Data provided:
☆ ☆ ☆ ☆

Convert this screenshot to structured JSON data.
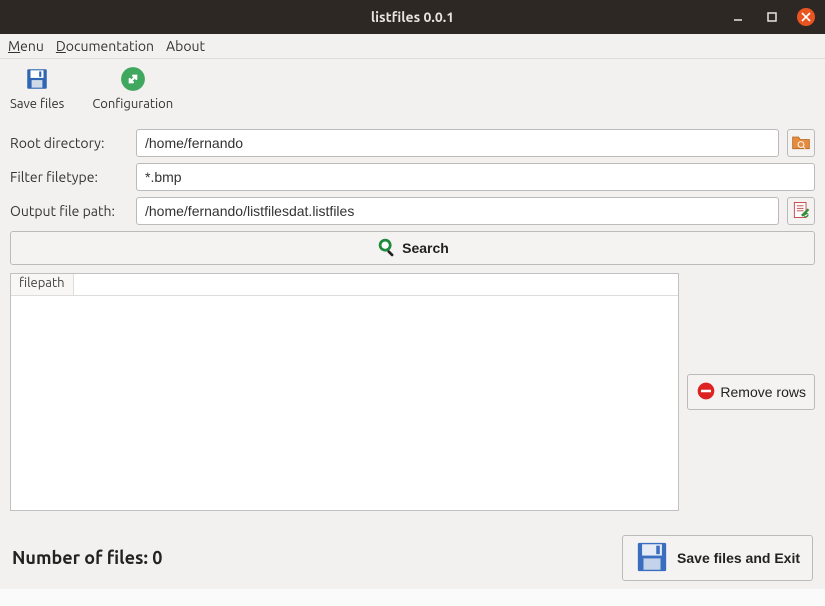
{
  "window": {
    "title": "listfiles 0.0.1"
  },
  "menu": {
    "menu": "Menu",
    "documentation": "Documentation",
    "about": "About"
  },
  "toolbar": {
    "save_files": "Save files",
    "configuration": "Configuration"
  },
  "form": {
    "root_label": "Root directory:",
    "root_value": "/home/fernando",
    "filter_label": "Filter filetype:",
    "filter_value": "*.bmp",
    "output_label": "Output file path:",
    "output_value": "/home/fernando/listfilesdat.listfiles"
  },
  "buttons": {
    "search": "Search",
    "remove_rows": "Remove rows",
    "save_exit": "Save files and Exit"
  },
  "table": {
    "col_filepath": "filepath"
  },
  "status": {
    "count_label": "Number of files: ",
    "count_value": "0"
  },
  "colors": {
    "accent": "#e95420",
    "toolbar_bg": "#f2f1f0",
    "titlebar_bg": "#2d2824"
  }
}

☆ ☆ ☆ ☆

Work required:
Print the whole listing above once more, word for word, without its pictures.

Completed task:
Convert this screenshot to structured JSON data.
{
  "window": {
    "title": "listfiles 0.0.1"
  },
  "menu": {
    "menu": "Menu",
    "documentation": "Documentation",
    "about": "About"
  },
  "toolbar": {
    "save_files": "Save files",
    "configuration": "Configuration"
  },
  "form": {
    "root_label": "Root directory:",
    "root_value": "/home/fernando",
    "filter_label": "Filter filetype:",
    "filter_value": "*.bmp",
    "output_label": "Output file path:",
    "output_value": "/home/fernando/listfilesdat.listfiles"
  },
  "buttons": {
    "search": "Search",
    "remove_rows": "Remove rows",
    "save_exit": "Save files and Exit"
  },
  "table": {
    "col_filepath": "filepath"
  },
  "status": {
    "count_label": "Number of files: ",
    "count_value": "0"
  },
  "colors": {
    "accent": "#e95420",
    "toolbar_bg": "#f2f1f0",
    "titlebar_bg": "#2d2824"
  }
}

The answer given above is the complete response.